DATA EXTRACT =
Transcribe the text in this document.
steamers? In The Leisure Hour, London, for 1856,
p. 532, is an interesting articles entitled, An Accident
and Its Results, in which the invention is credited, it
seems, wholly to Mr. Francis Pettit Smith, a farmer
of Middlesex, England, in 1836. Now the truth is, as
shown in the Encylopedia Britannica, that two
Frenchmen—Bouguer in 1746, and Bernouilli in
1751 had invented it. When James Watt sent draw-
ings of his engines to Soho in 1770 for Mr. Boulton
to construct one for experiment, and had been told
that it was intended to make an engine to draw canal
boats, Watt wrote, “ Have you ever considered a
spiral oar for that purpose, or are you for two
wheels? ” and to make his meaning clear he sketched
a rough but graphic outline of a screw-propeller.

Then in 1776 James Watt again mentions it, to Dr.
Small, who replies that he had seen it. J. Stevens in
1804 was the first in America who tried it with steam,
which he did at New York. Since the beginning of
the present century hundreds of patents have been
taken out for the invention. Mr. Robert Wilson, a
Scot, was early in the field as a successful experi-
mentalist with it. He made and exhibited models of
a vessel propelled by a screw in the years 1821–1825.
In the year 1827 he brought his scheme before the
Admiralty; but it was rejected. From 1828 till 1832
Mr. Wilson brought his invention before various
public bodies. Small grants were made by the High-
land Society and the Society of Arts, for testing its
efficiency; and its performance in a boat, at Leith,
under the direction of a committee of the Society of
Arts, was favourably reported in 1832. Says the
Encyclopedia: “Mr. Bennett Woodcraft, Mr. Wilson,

OBJECTIVE = Filter out all lines lacking the word "Watt" and copy the rest.

TASK ANSWER =
1751 had invented it. When James Watt sent draw-
boats, Watt wrote, “ Have you ever considered a
Then in 1776 James Watt again mentions it, to Dr.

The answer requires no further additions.